Stated goal
Your task is to copy the listing exactly. Drop any pictures from the copy.

Record list
┌──

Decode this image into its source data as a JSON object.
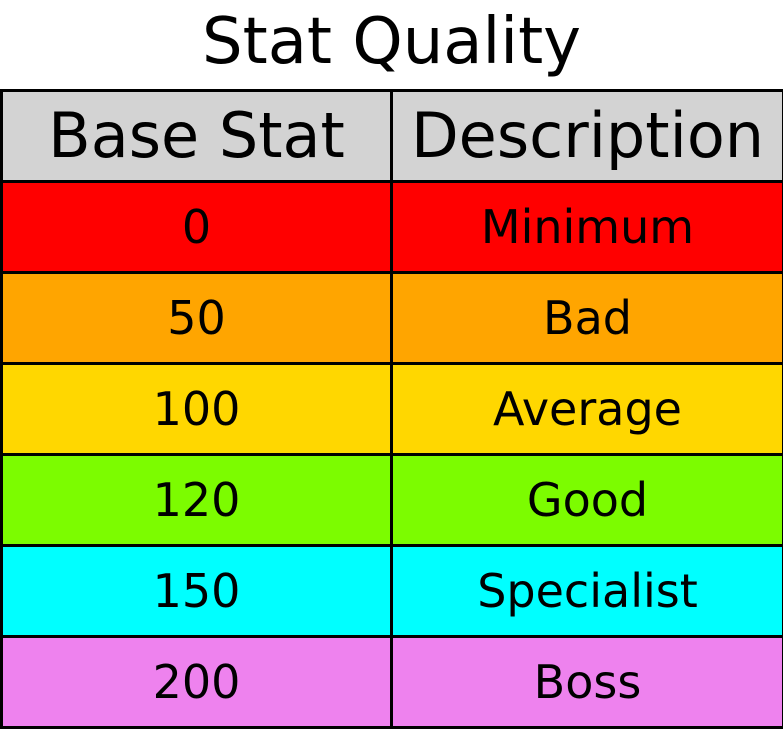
{
  "chart_data": {
    "type": "table",
    "title": "Stat Quality",
    "columns": [
      "Base Stat",
      "Description"
    ],
    "rows": [
      {
        "base_stat": "0",
        "description": "Minimum",
        "color": "#ff0000"
      },
      {
        "base_stat": "50",
        "description": "Bad",
        "color": "#ffa500"
      },
      {
        "base_stat": "100",
        "description": "Average",
        "color": "#ffd700"
      },
      {
        "base_stat": "120",
        "description": "Good",
        "color": "#7cfc00"
      },
      {
        "base_stat": "150",
        "description": "Specialist",
        "color": "#00ffff"
      },
      {
        "base_stat": "200",
        "description": "Boss",
        "color": "#ee82ee"
      }
    ],
    "header_color": "#d3d3d3"
  }
}
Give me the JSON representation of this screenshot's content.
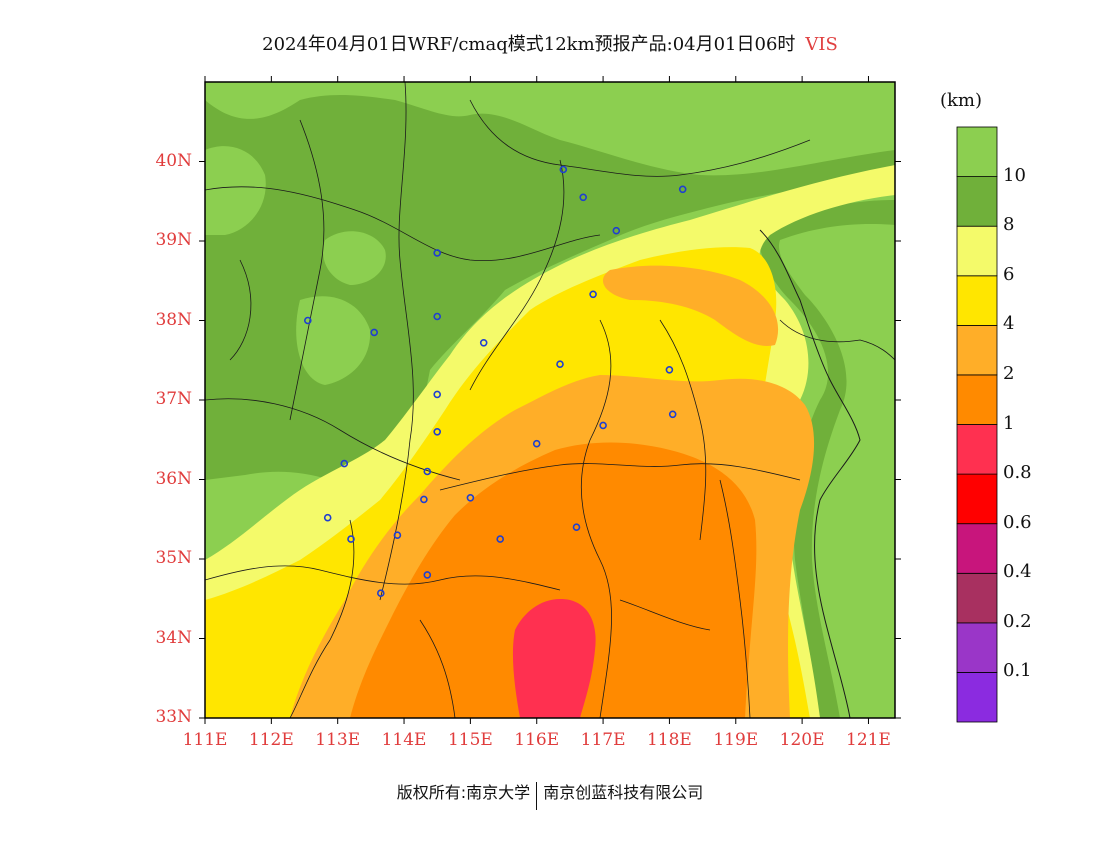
{
  "header": {
    "title": "2024年04月01日WRF/cmaq模式12km预报产品:04月01日06时",
    "variable": "VIS"
  },
  "map": {
    "lon_range": [
      111,
      121.4
    ],
    "lat_range": [
      33,
      41
    ],
    "lat_labels": [
      "40N",
      "39N",
      "38N",
      "37N",
      "36N",
      "35N",
      "34N",
      "33N"
    ],
    "lat_values": [
      40,
      39,
      38,
      37,
      36,
      35,
      34,
      33
    ],
    "lon_labels": [
      "111E",
      "112E",
      "113E",
      "114E",
      "115E",
      "116E",
      "117E",
      "118E",
      "119E",
      "120E",
      "121E"
    ],
    "lon_values": [
      111,
      112,
      113,
      114,
      115,
      116,
      117,
      118,
      119,
      120,
      121
    ],
    "cities": [
      {
        "lon": 116.4,
        "lat": 39.9
      },
      {
        "lon": 116.7,
        "lat": 39.55
      },
      {
        "lon": 117.2,
        "lat": 39.13
      },
      {
        "lon": 118.2,
        "lat": 39.65
      },
      {
        "lon": 114.5,
        "lat": 38.85
      },
      {
        "lon": 112.55,
        "lat": 38.0
      },
      {
        "lon": 113.55,
        "lat": 37.85
      },
      {
        "lon": 114.5,
        "lat": 38.05
      },
      {
        "lon": 116.85,
        "lat": 38.33
      },
      {
        "lon": 115.2,
        "lat": 37.72
      },
      {
        "lon": 116.35,
        "lat": 37.45
      },
      {
        "lon": 118.0,
        "lat": 37.38
      },
      {
        "lon": 118.05,
        "lat": 36.82
      },
      {
        "lon": 117.0,
        "lat": 36.68
      },
      {
        "lon": 114.5,
        "lat": 37.07
      },
      {
        "lon": 114.5,
        "lat": 36.6
      },
      {
        "lon": 116.0,
        "lat": 36.45
      },
      {
        "lon": 113.1,
        "lat": 36.2
      },
      {
        "lon": 114.35,
        "lat": 36.1
      },
      {
        "lon": 114.3,
        "lat": 35.75
      },
      {
        "lon": 115.0,
        "lat": 35.77
      },
      {
        "lon": 112.85,
        "lat": 35.52
      },
      {
        "lon": 113.2,
        "lat": 35.25
      },
      {
        "lon": 113.9,
        "lat": 35.3
      },
      {
        "lon": 115.45,
        "lat": 35.25
      },
      {
        "lon": 116.6,
        "lat": 35.4
      },
      {
        "lon": 114.35,
        "lat": 34.8
      },
      {
        "lon": 113.65,
        "lat": 34.57
      }
    ]
  },
  "colorbar": {
    "unit": "(km)",
    "colors": [
      "#8b2be0",
      "#9a36c8",
      "#a83060",
      "#c8157c",
      "#ff0000",
      "#ff3050",
      "#ff8a00",
      "#ffae28",
      "#ffe600",
      "#f4fa6a",
      "#70b03a",
      "#8ccf50"
    ],
    "labels": [
      "0.1",
      "0.2",
      "0.4",
      "0.6",
      "0.8",
      "1",
      "2",
      "4",
      "6",
      "8",
      "10"
    ]
  },
  "footer": {
    "left": "版权所有:南京大学",
    "right": "南京创蓝科技有限公司"
  }
}
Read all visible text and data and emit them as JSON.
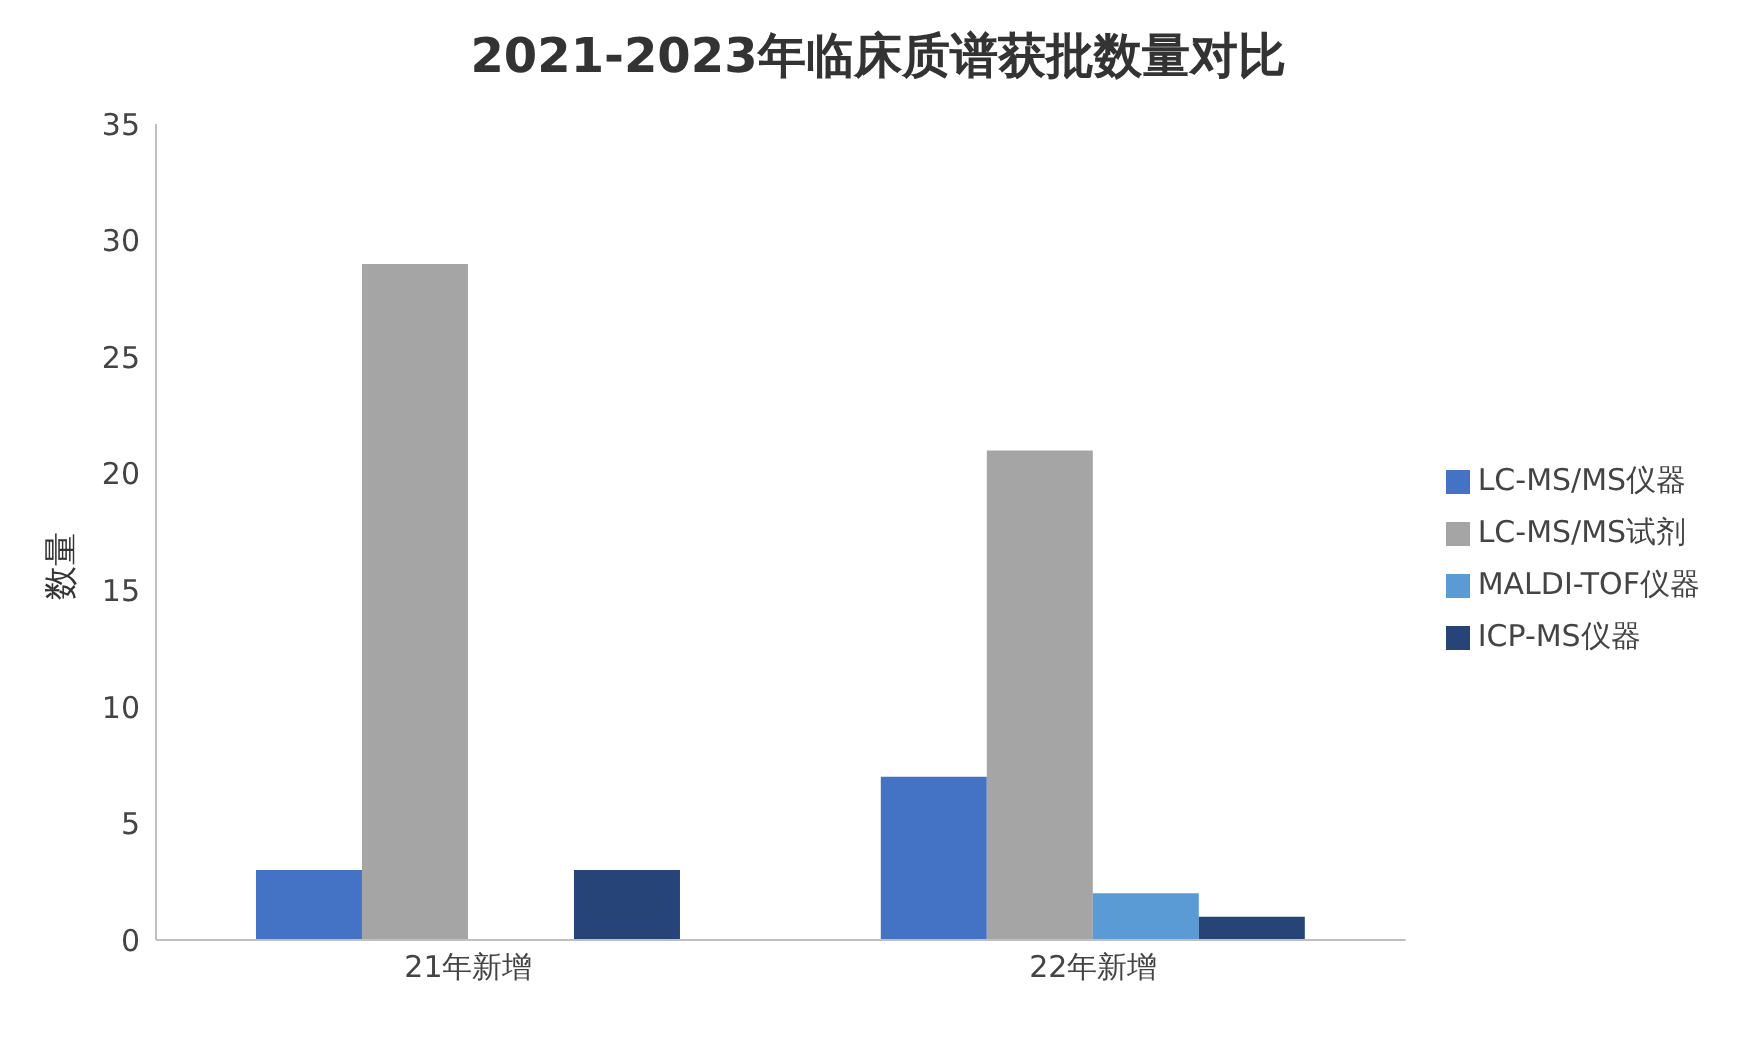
{
  "chart_data": {
    "type": "bar",
    "title": "2021-2023年临床质谱获批数量对比",
    "ylabel": "数量",
    "categories": [
      "21年新增",
      "22年新增"
    ],
    "series": [
      {
        "name": "LC-MS/MS仪器",
        "color": "#4472c4",
        "values": [
          3,
          7
        ]
      },
      {
        "name": "LC-MS/MS试剂",
        "color": "#a5a5a5",
        "values": [
          29,
          21
        ]
      },
      {
        "name": "MALDI-TOF仪器",
        "color": "#5b9bd5",
        "values": [
          0,
          2
        ]
      },
      {
        "name": "ICP-MS仪器",
        "color": "#264478",
        "values": [
          3,
          1
        ]
      }
    ],
    "ylim": [
      0,
      35
    ],
    "yticks": [
      0,
      5,
      10,
      15,
      20,
      25,
      30,
      35
    ],
    "grid": false,
    "legend": "right"
  }
}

└──

Solution to this task
Decode this image into its source data as a JSON object.
{
  "chart_data": {
    "type": "table",
    "title": "Stat Quality",
    "columns": [
      "Base Stat",
      "Description"
    ],
    "rows": [
      {
        "base_stat": "0",
        "description": "Minimum",
        "color": "#ff0000"
      },
      {
        "base_stat": "50",
        "description": "Bad",
        "color": "#ffa500"
      },
      {
        "base_stat": "100",
        "description": "Average",
        "color": "#ffd700"
      },
      {
        "base_stat": "120",
        "description": "Good",
        "color": "#7cfc00"
      },
      {
        "base_stat": "150",
        "description": "Specialist",
        "color": "#00ffff"
      },
      {
        "base_stat": "200",
        "description": "Boss",
        "color": "#ee82ee"
      }
    ],
    "header_color": "#d3d3d3"
  }
}
Give me the JSON representation of this screenshot's content.
{
  "header": {
    "title": "2024年04月01日WRF/cmaq模式12km预报产品:04月01日06时",
    "variable": "VIS"
  },
  "map": {
    "lon_range": [
      111,
      121.4
    ],
    "lat_range": [
      33,
      41
    ],
    "lat_labels": [
      "40N",
      "39N",
      "38N",
      "37N",
      "36N",
      "35N",
      "34N",
      "33N"
    ],
    "lat_values": [
      40,
      39,
      38,
      37,
      36,
      35,
      34,
      33
    ],
    "lon_labels": [
      "111E",
      "112E",
      "113E",
      "114E",
      "115E",
      "116E",
      "117E",
      "118E",
      "119E",
      "120E",
      "121E"
    ],
    "lon_values": [
      111,
      112,
      113,
      114,
      115,
      116,
      117,
      118,
      119,
      120,
      121
    ],
    "cities": [
      {
        "lon": 116.4,
        "lat": 39.9
      },
      {
        "lon": 116.7,
        "lat": 39.55
      },
      {
        "lon": 117.2,
        "lat": 39.13
      },
      {
        "lon": 118.2,
        "lat": 39.65
      },
      {
        "lon": 114.5,
        "lat": 38.85
      },
      {
        "lon": 112.55,
        "lat": 38.0
      },
      {
        "lon": 113.55,
        "lat": 37.85
      },
      {
        "lon": 114.5,
        "lat": 38.05
      },
      {
        "lon": 116.85,
        "lat": 38.33
      },
      {
        "lon": 115.2,
        "lat": 37.72
      },
      {
        "lon": 116.35,
        "lat": 37.45
      },
      {
        "lon": 118.0,
        "lat": 37.38
      },
      {
        "lon": 118.05,
        "lat": 36.82
      },
      {
        "lon": 117.0,
        "lat": 36.68
      },
      {
        "lon": 114.5,
        "lat": 37.07
      },
      {
        "lon": 114.5,
        "lat": 36.6
      },
      {
        "lon": 116.0,
        "lat": 36.45
      },
      {
        "lon": 113.1,
        "lat": 36.2
      },
      {
        "lon": 114.35,
        "lat": 36.1
      },
      {
        "lon": 114.3,
        "lat": 35.75
      },
      {
        "lon": 115.0,
        "lat": 35.77
      },
      {
        "lon": 112.85,
        "lat": 35.52
      },
      {
        "lon": 113.2,
        "lat": 35.25
      },
      {
        "lon": 113.9,
        "lat": 35.3
      },
      {
        "lon": 115.45,
        "lat": 35.25
      },
      {
        "lon": 116.6,
        "lat": 35.4
      },
      {
        "lon": 114.35,
        "lat": 34.8
      },
      {
        "lon": 113.65,
        "lat": 34.57
      }
    ]
  },
  "colorbar": {
    "unit": "(km)",
    "colors": [
      "#8b2be0",
      "#9a36c8",
      "#a83060",
      "#c8157c",
      "#ff0000",
      "#ff3050",
      "#ff8a00",
      "#ffae28",
      "#ffe600",
      "#f4fa6a",
      "#70b03a",
      "#8ccf50"
    ],
    "labels": [
      "0.1",
      "0.2",
      "0.4",
      "0.6",
      "0.8",
      "1",
      "2",
      "4",
      "6",
      "8",
      "10"
    ]
  },
  "footer": {
    "left": "版权所有:南京大学",
    "right": "南京创蓝科技有限公司"
  }
}
Read all visible text and data and emit them as JSON.
{
  "chart_data": {
    "type": "bar",
    "title": "2021-2023年临床质谱获批数量对比",
    "ylabel": "数量",
    "categories": [
      "21年新增",
      "22年新增"
    ],
    "series": [
      {
        "name": "LC-MS/MS仪器",
        "color": "#4472c4",
        "values": [
          3,
          7
        ]
      },
      {
        "name": "LC-MS/MS试剂",
        "color": "#a5a5a5",
        "values": [
          29,
          21
        ]
      },
      {
        "name": "MALDI-TOF仪器",
        "color": "#5b9bd5",
        "values": [
          0,
          2
        ]
      },
      {
        "name": "ICP-MS仪器",
        "color": "#264478",
        "values": [
          3,
          1
        ]
      }
    ],
    "ylim": [
      0,
      35
    ],
    "yticks": [
      0,
      5,
      10,
      15,
      20,
      25,
      30,
      35
    ],
    "grid": false,
    "legend": "right"
  }
}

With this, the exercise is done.